Reproduce all of the data below without alteration; exclude every picture.

= = = = = = =

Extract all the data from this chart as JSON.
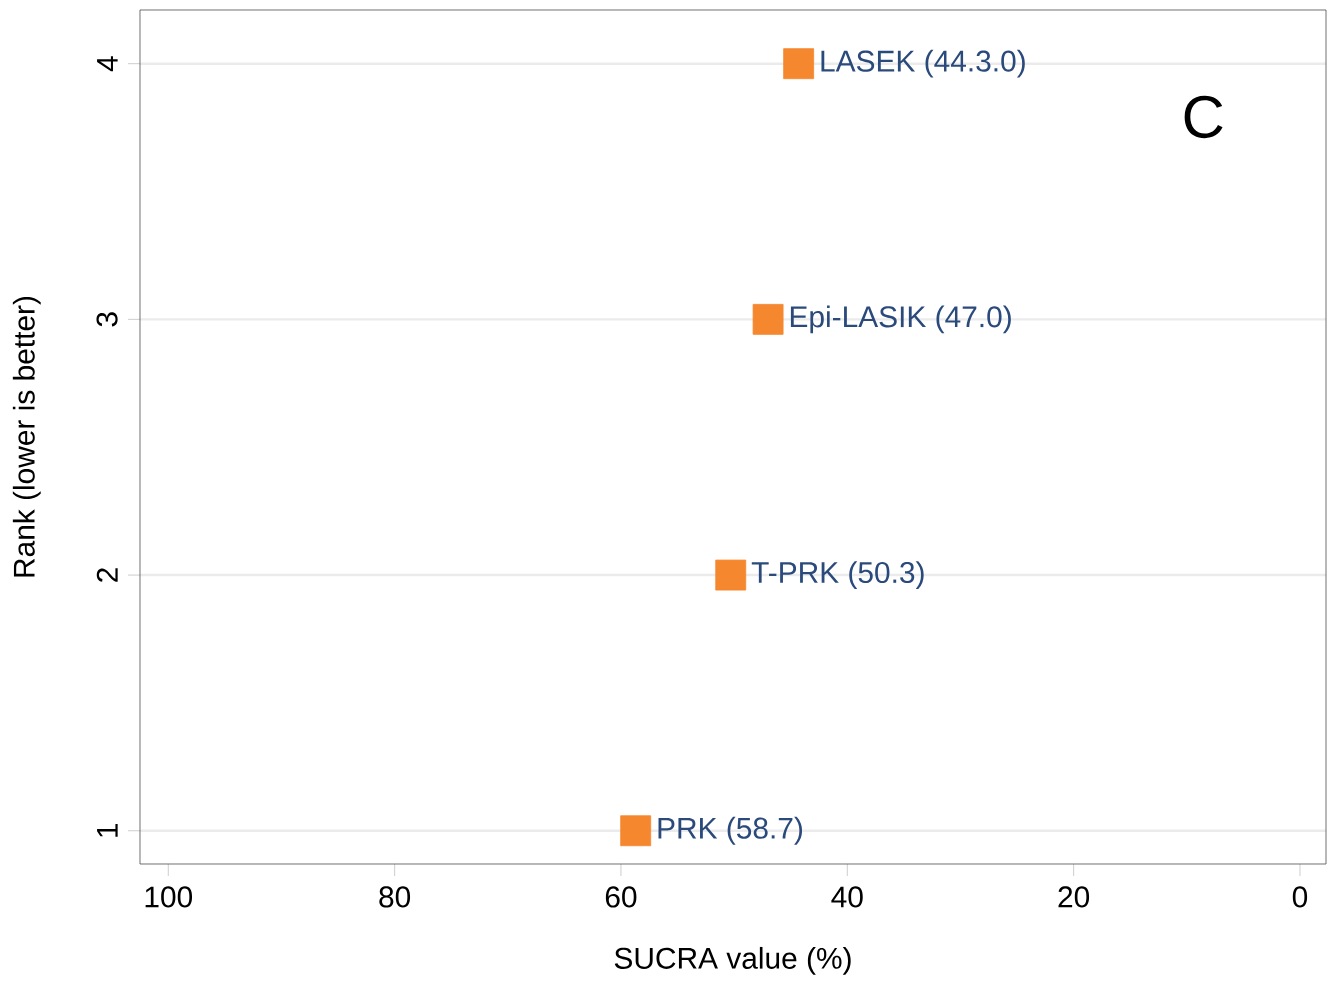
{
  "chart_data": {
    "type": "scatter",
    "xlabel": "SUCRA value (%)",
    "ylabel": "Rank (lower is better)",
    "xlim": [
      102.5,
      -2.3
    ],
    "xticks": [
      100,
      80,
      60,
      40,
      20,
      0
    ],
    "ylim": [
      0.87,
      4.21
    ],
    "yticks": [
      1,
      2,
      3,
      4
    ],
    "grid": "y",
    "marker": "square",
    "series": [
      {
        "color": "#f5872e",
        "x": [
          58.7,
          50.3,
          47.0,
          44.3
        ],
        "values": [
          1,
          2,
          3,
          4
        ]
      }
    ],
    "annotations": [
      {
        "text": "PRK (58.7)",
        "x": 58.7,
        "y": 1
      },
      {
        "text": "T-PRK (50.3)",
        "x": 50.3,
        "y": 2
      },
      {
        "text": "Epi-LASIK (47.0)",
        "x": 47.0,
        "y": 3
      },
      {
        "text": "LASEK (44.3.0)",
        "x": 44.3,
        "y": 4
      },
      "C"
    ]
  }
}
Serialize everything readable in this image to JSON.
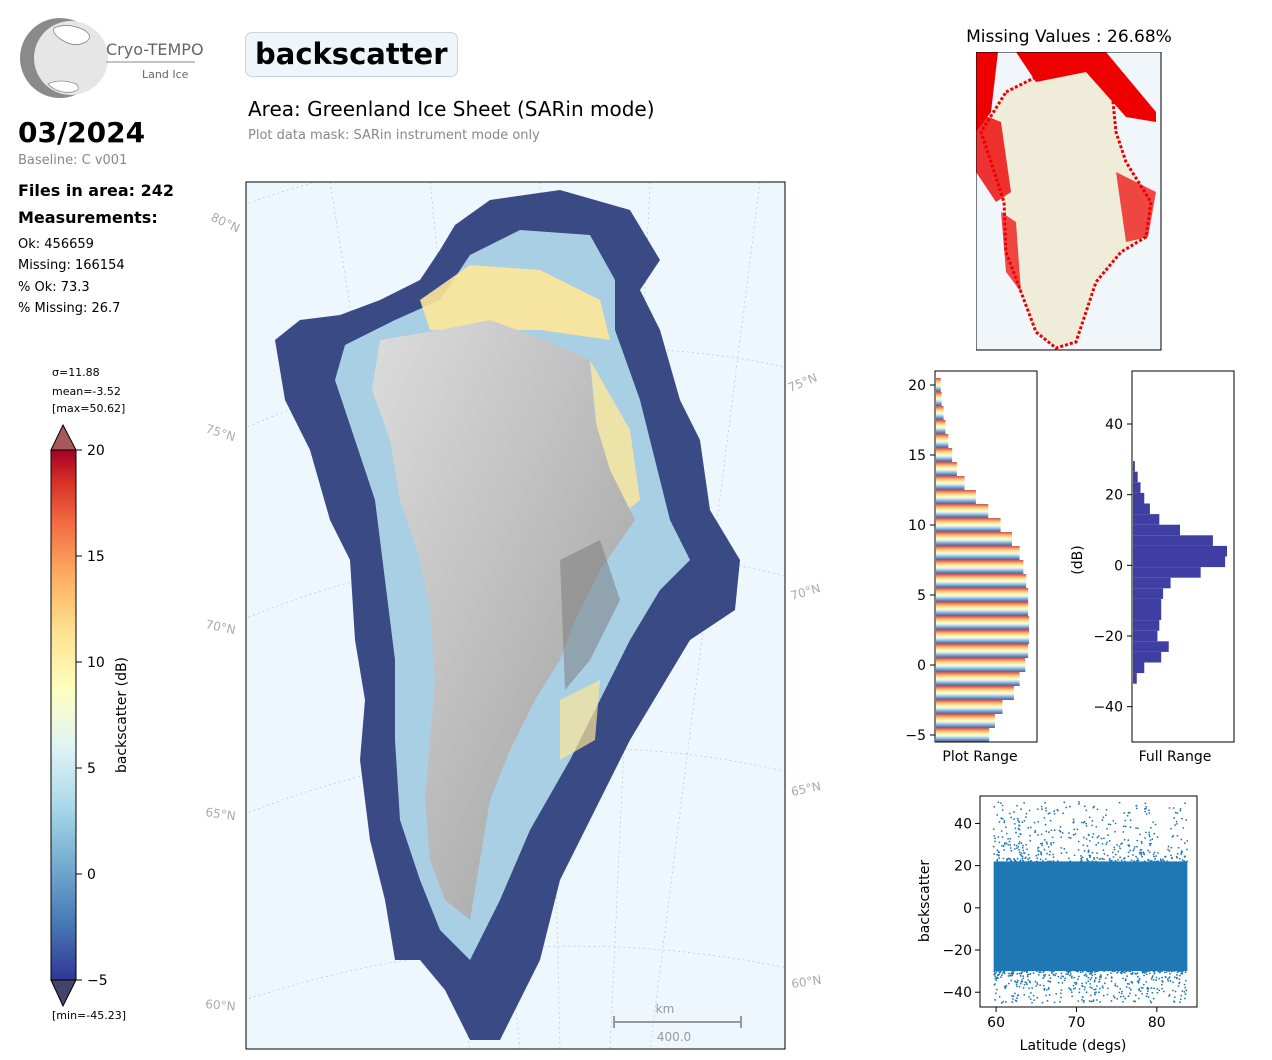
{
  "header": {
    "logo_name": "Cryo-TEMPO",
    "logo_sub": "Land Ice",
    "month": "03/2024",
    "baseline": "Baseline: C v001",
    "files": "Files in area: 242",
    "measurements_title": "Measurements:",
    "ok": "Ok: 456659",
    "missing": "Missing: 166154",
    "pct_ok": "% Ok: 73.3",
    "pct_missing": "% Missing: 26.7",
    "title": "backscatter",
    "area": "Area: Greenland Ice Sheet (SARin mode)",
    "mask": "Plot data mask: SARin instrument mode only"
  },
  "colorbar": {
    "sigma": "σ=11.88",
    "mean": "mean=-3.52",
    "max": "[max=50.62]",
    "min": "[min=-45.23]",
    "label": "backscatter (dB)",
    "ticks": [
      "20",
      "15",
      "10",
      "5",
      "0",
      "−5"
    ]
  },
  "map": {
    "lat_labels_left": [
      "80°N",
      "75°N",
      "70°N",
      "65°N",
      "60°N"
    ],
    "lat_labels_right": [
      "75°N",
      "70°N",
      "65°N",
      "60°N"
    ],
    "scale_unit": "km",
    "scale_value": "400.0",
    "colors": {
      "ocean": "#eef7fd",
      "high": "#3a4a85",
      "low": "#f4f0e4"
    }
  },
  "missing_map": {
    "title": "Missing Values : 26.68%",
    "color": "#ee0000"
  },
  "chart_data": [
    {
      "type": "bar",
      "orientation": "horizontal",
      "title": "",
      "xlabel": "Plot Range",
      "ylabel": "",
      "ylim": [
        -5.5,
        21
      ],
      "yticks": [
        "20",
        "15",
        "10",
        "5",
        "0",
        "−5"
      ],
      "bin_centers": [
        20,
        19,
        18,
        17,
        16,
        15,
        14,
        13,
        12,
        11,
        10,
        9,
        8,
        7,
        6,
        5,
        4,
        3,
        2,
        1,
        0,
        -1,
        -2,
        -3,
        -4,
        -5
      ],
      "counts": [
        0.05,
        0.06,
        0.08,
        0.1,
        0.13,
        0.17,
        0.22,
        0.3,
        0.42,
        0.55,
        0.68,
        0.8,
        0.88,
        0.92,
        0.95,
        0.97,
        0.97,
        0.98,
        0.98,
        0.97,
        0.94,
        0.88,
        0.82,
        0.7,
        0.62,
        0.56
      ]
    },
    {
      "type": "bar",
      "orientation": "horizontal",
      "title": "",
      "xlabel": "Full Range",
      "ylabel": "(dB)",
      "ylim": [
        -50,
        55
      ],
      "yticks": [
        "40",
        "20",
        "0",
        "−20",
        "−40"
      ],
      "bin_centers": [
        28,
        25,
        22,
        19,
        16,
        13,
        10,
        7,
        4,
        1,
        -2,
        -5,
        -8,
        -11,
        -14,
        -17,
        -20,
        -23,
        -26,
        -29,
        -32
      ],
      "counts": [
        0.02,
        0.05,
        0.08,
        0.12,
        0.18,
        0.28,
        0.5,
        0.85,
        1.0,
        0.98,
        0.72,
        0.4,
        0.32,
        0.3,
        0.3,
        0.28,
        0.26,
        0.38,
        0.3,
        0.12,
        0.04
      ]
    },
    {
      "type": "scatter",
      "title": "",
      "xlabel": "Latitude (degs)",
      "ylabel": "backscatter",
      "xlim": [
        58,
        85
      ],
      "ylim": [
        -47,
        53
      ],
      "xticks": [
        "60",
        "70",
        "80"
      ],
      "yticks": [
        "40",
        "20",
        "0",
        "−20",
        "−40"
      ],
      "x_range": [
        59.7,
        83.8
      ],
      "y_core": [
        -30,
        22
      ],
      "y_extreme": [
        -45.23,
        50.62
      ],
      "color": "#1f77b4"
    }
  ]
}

= = = = = = =

- _TASK ANSWER_
Extract all the data from this chart as JSON.
{
  "chart_data": {
    "type": "scatter",
    "xlabel": "SUCRA value (%)",
    "ylabel": "Rank (lower is better)",
    "xlim": [
      102.5,
      -2.3
    ],
    "xticks": [
      100,
      80,
      60,
      40,
      20,
      0
    ],
    "ylim": [
      0.87,
      4.21
    ],
    "yticks": [
      1,
      2,
      3,
      4
    ],
    "grid": "y",
    "marker": "square",
    "series": [
      {
        "color": "#f5872e",
        "x": [
          58.7,
          50.3,
          47.0,
          44.3
        ],
        "values": [
          1,
          2,
          3,
          4
        ]
      }
    ],
    "annotations": [
      {
        "text": "PRK (58.7)",
        "x": 58.7,
        "y": 1
      },
      {
        "text": "T-PRK (50.3)",
        "x": 50.3,
        "y": 2
      },
      {
        "text": "Epi-LASIK (47.0)",
        "x": 47.0,
        "y": 3
      },
      {
        "text": "LASEK (44.3.0)",
        "x": 44.3,
        "y": 4
      },
      "C"
    ]
  }
}
Serialize everything readable in this image to JSON.
{
  "header": {
    "logo_name": "Cryo-TEMPO",
    "logo_sub": "Land Ice",
    "month": "03/2024",
    "baseline": "Baseline: C v001",
    "files": "Files in area: 242",
    "measurements_title": "Measurements:",
    "ok": "Ok: 456659",
    "missing": "Missing: 166154",
    "pct_ok": "% Ok: 73.3",
    "pct_missing": "% Missing: 26.7",
    "title": "backscatter",
    "area": "Area: Greenland Ice Sheet (SARin mode)",
    "mask": "Plot data mask: SARin instrument mode only"
  },
  "colorbar": {
    "sigma": "σ=11.88",
    "mean": "mean=-3.52",
    "max": "[max=50.62]",
    "min": "[min=-45.23]",
    "label": "backscatter (dB)",
    "ticks": [
      "20",
      "15",
      "10",
      "5",
      "0",
      "−5"
    ]
  },
  "map": {
    "lat_labels_left": [
      "80°N",
      "75°N",
      "70°N",
      "65°N",
      "60°N"
    ],
    "lat_labels_right": [
      "75°N",
      "70°N",
      "65°N",
      "60°N"
    ],
    "scale_unit": "km",
    "scale_value": "400.0",
    "colors": {
      "ocean": "#eef7fd",
      "high": "#3a4a85",
      "low": "#f4f0e4"
    }
  },
  "missing_map": {
    "title": "Missing Values : 26.68%",
    "color": "#ee0000"
  },
  "chart_data": [
    {
      "type": "bar",
      "orientation": "horizontal",
      "title": "",
      "xlabel": "Plot Range",
      "ylabel": "",
      "ylim": [
        -5.5,
        21
      ],
      "yticks": [
        "20",
        "15",
        "10",
        "5",
        "0",
        "−5"
      ],
      "bin_centers": [
        20,
        19,
        18,
        17,
        16,
        15,
        14,
        13,
        12,
        11,
        10,
        9,
        8,
        7,
        6,
        5,
        4,
        3,
        2,
        1,
        0,
        -1,
        -2,
        -3,
        -4,
        -5
      ],
      "counts": [
        0.05,
        0.06,
        0.08,
        0.1,
        0.13,
        0.17,
        0.22,
        0.3,
        0.42,
        0.55,
        0.68,
        0.8,
        0.88,
        0.92,
        0.95,
        0.97,
        0.97,
        0.98,
        0.98,
        0.97,
        0.94,
        0.88,
        0.82,
        0.7,
        0.62,
        0.56
      ]
    },
    {
      "type": "bar",
      "orientation": "horizontal",
      "title": "",
      "xlabel": "Full Range",
      "ylabel": "(dB)",
      "ylim": [
        -50,
        55
      ],
      "yticks": [
        "40",
        "20",
        "0",
        "−20",
        "−40"
      ],
      "bin_centers": [
        28,
        25,
        22,
        19,
        16,
        13,
        10,
        7,
        4,
        1,
        -2,
        -5,
        -8,
        -11,
        -14,
        -17,
        -20,
        -23,
        -26,
        -29,
        -32
      ],
      "counts": [
        0.02,
        0.05,
        0.08,
        0.12,
        0.18,
        0.28,
        0.5,
        0.85,
        1.0,
        0.98,
        0.72,
        0.4,
        0.32,
        0.3,
        0.3,
        0.28,
        0.26,
        0.38,
        0.3,
        0.12,
        0.04
      ]
    },
    {
      "type": "scatter",
      "title": "",
      "xlabel": "Latitude (degs)",
      "ylabel": "backscatter",
      "xlim": [
        58,
        85
      ],
      "ylim": [
        -47,
        53
      ],
      "xticks": [
        "60",
        "70",
        "80"
      ],
      "yticks": [
        "40",
        "20",
        "0",
        "−20",
        "−40"
      ],
      "x_range": [
        59.7,
        83.8
      ],
      "y_core": [
        -30,
        22
      ],
      "y_extreme": [
        -45.23,
        50.62
      ],
      "color": "#1f77b4"
    }
  ]
}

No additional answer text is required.